REQUEST: Reproduce the entries in full, with no changes.

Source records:
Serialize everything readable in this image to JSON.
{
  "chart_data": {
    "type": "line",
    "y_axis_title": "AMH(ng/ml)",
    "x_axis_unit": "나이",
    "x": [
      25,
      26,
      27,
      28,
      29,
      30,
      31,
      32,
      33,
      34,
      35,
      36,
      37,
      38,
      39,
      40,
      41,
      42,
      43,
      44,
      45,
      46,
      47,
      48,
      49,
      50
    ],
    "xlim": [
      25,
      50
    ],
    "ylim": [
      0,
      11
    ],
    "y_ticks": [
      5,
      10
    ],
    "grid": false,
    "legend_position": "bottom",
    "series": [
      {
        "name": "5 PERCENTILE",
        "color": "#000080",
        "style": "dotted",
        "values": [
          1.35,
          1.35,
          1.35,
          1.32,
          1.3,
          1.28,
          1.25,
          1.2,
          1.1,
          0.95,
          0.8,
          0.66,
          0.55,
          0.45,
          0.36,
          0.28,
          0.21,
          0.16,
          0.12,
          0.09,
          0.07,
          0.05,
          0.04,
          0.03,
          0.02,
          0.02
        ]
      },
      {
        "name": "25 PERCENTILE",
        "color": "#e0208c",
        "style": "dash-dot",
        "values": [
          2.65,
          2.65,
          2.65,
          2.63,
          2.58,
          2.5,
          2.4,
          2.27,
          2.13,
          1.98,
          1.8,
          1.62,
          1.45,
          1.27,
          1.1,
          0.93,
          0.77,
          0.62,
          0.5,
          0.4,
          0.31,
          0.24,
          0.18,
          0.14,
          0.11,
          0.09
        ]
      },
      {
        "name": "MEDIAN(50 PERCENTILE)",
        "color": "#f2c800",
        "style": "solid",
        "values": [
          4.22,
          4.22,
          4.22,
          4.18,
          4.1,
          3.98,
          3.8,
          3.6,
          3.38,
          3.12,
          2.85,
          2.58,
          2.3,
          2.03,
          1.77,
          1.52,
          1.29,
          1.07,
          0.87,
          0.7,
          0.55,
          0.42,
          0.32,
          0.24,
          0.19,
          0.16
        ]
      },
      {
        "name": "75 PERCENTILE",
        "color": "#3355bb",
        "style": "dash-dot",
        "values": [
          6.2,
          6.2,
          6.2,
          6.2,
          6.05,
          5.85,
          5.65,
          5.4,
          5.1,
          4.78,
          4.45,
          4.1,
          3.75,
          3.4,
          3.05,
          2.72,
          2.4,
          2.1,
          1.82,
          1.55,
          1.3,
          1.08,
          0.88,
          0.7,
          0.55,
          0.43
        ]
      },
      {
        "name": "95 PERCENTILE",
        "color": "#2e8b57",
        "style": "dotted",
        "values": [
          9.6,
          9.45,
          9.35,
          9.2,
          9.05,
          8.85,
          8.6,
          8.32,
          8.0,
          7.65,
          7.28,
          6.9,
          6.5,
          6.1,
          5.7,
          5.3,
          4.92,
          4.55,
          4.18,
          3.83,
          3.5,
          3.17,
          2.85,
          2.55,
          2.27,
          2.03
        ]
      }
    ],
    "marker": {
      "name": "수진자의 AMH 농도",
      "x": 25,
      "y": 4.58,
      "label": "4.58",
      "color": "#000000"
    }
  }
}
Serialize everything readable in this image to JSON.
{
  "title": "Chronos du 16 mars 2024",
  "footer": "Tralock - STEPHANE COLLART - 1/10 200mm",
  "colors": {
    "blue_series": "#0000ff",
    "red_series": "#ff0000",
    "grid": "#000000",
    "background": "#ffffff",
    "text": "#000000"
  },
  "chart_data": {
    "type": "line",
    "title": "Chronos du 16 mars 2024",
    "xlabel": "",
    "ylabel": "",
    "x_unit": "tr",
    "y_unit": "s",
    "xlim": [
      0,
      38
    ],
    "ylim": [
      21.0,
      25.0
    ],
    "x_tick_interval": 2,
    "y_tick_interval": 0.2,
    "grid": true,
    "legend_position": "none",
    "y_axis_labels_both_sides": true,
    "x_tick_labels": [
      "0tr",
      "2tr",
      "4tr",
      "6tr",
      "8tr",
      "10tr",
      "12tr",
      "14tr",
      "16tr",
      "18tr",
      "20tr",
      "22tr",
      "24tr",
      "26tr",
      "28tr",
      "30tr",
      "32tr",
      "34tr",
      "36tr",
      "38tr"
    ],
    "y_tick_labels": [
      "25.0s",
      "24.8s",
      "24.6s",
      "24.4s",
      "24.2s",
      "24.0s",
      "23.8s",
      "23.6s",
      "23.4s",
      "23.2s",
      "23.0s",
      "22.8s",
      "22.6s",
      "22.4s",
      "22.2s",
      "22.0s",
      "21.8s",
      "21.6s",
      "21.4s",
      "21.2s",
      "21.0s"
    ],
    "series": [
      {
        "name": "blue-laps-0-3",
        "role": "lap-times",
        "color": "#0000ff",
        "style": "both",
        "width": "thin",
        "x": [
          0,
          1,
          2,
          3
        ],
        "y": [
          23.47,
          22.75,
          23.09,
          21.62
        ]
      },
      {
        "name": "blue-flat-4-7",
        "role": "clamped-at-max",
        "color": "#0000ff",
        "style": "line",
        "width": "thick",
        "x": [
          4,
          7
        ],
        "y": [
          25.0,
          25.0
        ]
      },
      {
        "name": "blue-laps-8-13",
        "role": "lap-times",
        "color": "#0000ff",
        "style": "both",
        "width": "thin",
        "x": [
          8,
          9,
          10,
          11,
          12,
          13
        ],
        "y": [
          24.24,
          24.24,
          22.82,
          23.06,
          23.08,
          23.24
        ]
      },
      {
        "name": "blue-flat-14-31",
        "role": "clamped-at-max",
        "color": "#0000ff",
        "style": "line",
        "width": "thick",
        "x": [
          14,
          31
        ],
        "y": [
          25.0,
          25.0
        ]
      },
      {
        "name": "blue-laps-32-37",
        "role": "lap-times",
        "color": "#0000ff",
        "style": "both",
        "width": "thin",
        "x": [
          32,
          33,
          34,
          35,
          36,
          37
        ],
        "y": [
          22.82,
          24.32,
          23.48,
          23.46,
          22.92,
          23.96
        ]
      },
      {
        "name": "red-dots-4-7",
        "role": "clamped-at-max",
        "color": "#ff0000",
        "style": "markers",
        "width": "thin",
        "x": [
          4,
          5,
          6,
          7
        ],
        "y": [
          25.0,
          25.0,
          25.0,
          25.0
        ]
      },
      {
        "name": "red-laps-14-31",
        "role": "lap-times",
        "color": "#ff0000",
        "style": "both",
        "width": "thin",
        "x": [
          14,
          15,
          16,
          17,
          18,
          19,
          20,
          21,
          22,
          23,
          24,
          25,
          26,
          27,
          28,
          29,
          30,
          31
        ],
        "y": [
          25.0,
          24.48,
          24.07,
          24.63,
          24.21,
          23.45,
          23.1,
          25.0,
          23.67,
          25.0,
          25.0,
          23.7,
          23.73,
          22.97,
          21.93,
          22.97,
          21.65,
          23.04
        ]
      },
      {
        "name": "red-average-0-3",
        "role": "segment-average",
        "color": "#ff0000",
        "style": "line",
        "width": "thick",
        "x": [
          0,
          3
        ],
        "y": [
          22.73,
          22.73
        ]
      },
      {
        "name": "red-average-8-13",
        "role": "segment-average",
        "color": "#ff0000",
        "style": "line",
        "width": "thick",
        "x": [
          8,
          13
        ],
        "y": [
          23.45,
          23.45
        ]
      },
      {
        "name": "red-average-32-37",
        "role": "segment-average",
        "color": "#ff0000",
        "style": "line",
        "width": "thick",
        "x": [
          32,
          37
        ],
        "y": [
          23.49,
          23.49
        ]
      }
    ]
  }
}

RIGHT ANSWER:
Serialize everything readable in this image to JSON.
{
  "chart_data": {
    "type": "line",
    "y_axis_title": "AMH(ng/ml)",
    "x_axis_unit": "나이",
    "x": [
      25,
      26,
      27,
      28,
      29,
      30,
      31,
      32,
      33,
      34,
      35,
      36,
      37,
      38,
      39,
      40,
      41,
      42,
      43,
      44,
      45,
      46,
      47,
      48,
      49,
      50
    ],
    "xlim": [
      25,
      50
    ],
    "ylim": [
      0,
      11
    ],
    "y_ticks": [
      5,
      10
    ],
    "grid": false,
    "legend_position": "bottom",
    "series": [
      {
        "name": "5 PERCENTILE",
        "color": "#000080",
        "style": "dotted",
        "values": [
          1.35,
          1.35,
          1.35,
          1.32,
          1.3,
          1.28,
          1.25,
          1.2,
          1.1,
          0.95,
          0.8,
          0.66,
          0.55,
          0.45,
          0.36,
          0.28,
          0.21,
          0.16,
          0.12,
          0.09,
          0.07,
          0.05,
          0.04,
          0.03,
          0.02,
          0.02
        ]
      },
      {
        "name": "25 PERCENTILE",
        "color": "#e0208c",
        "style": "dash-dot",
        "values": [
          2.65,
          2.65,
          2.65,
          2.63,
          2.58,
          2.5,
          2.4,
          2.27,
          2.13,
          1.98,
          1.8,
          1.62,
          1.45,
          1.27,
          1.1,
          0.93,
          0.77,
          0.62,
          0.5,
          0.4,
          0.31,
          0.24,
          0.18,
          0.14,
          0.11,
          0.09
        ]
      },
      {
        "name": "MEDIAN(50 PERCENTILE)",
        "color": "#f2c800",
        "style": "solid",
        "values": [
          4.22,
          4.22,
          4.22,
          4.18,
          4.1,
          3.98,
          3.8,
          3.6,
          3.38,
          3.12,
          2.85,
          2.58,
          2.3,
          2.03,
          1.77,
          1.52,
          1.29,
          1.07,
          0.87,
          0.7,
          0.55,
          0.42,
          0.32,
          0.24,
          0.19,
          0.16
        ]
      },
      {
        "name": "75 PERCENTILE",
        "color": "#3355bb",
        "style": "dash-dot",
        "values": [
          6.2,
          6.2,
          6.2,
          6.2,
          6.05,
          5.85,
          5.65,
          5.4,
          5.1,
          4.78,
          4.45,
          4.1,
          3.75,
          3.4,
          3.05,
          2.72,
          2.4,
          2.1,
          1.82,
          1.55,
          1.3,
          1.08,
          0.88,
          0.7,
          0.55,
          0.43
        ]
      },
      {
        "name": "95 PERCENTILE",
        "color": "#2e8b57",
        "style": "dotted",
        "values": [
          9.6,
          9.45,
          9.35,
          9.2,
          9.05,
          8.85,
          8.6,
          8.32,
          8.0,
          7.65,
          7.28,
          6.9,
          6.5,
          6.1,
          5.7,
          5.3,
          4.92,
          4.55,
          4.18,
          3.83,
          3.5,
          3.17,
          2.85,
          2.55,
          2.27,
          2.03
        ]
      }
    ],
    "marker": {
      "name": "수진자의 AMH 농도",
      "x": 25,
      "y": 4.58,
      "label": "4.58",
      "color": "#000000"
    }
  }
}
Serialize everything readable in this image to JSON.
{
  "title": "Chronos du 16 mars 2024",
  "footer": "Tralock - STEPHANE COLLART - 1/10 200mm",
  "colors": {
    "blue_series": "#0000ff",
    "red_series": "#ff0000",
    "grid": "#000000",
    "background": "#ffffff",
    "text": "#000000"
  },
  "chart_data": {
    "type": "line",
    "title": "Chronos du 16 mars 2024",
    "xlabel": "",
    "ylabel": "",
    "x_unit": "tr",
    "y_unit": "s",
    "xlim": [
      0,
      38
    ],
    "ylim": [
      21.0,
      25.0
    ],
    "x_tick_interval": 2,
    "y_tick_interval": 0.2,
    "grid": true,
    "legend_position": "none",
    "y_axis_labels_both_sides": true,
    "x_tick_labels": [
      "0tr",
      "2tr",
      "4tr",
      "6tr",
      "8tr",
      "10tr",
      "12tr",
      "14tr",
      "16tr",
      "18tr",
      "20tr",
      "22tr",
      "24tr",
      "26tr",
      "28tr",
      "30tr",
      "32tr",
      "34tr",
      "36tr",
      "38tr"
    ],
    "y_tick_labels": [
      "25.0s",
      "24.8s",
      "24.6s",
      "24.4s",
      "24.2s",
      "24.0s",
      "23.8s",
      "23.6s",
      "23.4s",
      "23.2s",
      "23.0s",
      "22.8s",
      "22.6s",
      "22.4s",
      "22.2s",
      "22.0s",
      "21.8s",
      "21.6s",
      "21.4s",
      "21.2s",
      "21.0s"
    ],
    "series": [
      {
        "name": "blue-laps-0-3",
        "role": "lap-times",
        "color": "#0000ff",
        "style": "both",
        "width": "thin",
        "x": [
          0,
          1,
          2,
          3
        ],
        "y": [
          23.47,
          22.75,
          23.09,
          21.62
        ]
      },
      {
        "name": "blue-flat-4-7",
        "role": "clamped-at-max",
        "color": "#0000ff",
        "style": "line",
        "width": "thick",
        "x": [
          4,
          7
        ],
        "y": [
          25.0,
          25.0
        ]
      },
      {
        "name": "blue-laps-8-13",
        "role": "lap-times",
        "color": "#0000ff",
        "style": "both",
        "width": "thin",
        "x": [
          8,
          9,
          10,
          11,
          12,
          13
        ],
        "y": [
          24.24,
          24.24,
          22.82,
          23.06,
          23.08,
          23.24
        ]
      },
      {
        "name": "blue-flat-14-31",
        "role": "clamped-at-max",
        "color": "#0000ff",
        "style": "line",
        "width": "thick",
        "x": [
          14,
          31
        ],
        "y": [
          25.0,
          25.0
        ]
      },
      {
        "name": "blue-laps-32-37",
        "role": "lap-times",
        "color": "#0000ff",
        "style": "both",
        "width": "thin",
        "x": [
          32,
          33,
          34,
          35,
          36,
          37
        ],
        "y": [
          22.82,
          24.32,
          23.48,
          23.46,
          22.92,
          23.96
        ]
      },
      {
        "name": "red-dots-4-7",
        "role": "clamped-at-max",
        "color": "#ff0000",
        "style": "markers",
        "width": "thin",
        "x": [
          4,
          5,
          6,
          7
        ],
        "y": [
          25.0,
          25.0,
          25.0,
          25.0
        ]
      },
      {
        "name": "red-laps-14-31",
        "role": "lap-times",
        "color": "#ff0000",
        "style": "both",
        "width": "thin",
        "x": [
          14,
          15,
          16,
          17,
          18,
          19,
          20,
          21,
          22,
          23,
          24,
          25,
          26,
          27,
          28,
          29,
          30,
          31
        ],
        "y": [
          25.0,
          24.48,
          24.07,
          24.63,
          24.21,
          23.45,
          23.1,
          25.0,
          23.67,
          25.0,
          25.0,
          23.7,
          23.73,
          22.97,
          21.93,
          22.97,
          21.65,
          23.04
        ]
      },
      {
        "name": "red-average-0-3",
        "role": "segment-average",
        "color": "#ff0000",
        "style": "line",
        "width": "thick",
        "x": [
          0,
          3
        ],
        "y": [
          22.73,
          22.73
        ]
      },
      {
        "name": "red-average-8-13",
        "role": "segment-average",
        "color": "#ff0000",
        "style": "line",
        "width": "thick",
        "x": [
          8,
          13
        ],
        "y": [
          23.45,
          23.45
        ]
      },
      {
        "name": "red-average-32-37",
        "role": "segment-average",
        "color": "#ff0000",
        "style": "line",
        "width": "thick",
        "x": [
          32,
          37
        ],
        "y": [
          23.49,
          23.49
        ]
      }
    ]
  }
}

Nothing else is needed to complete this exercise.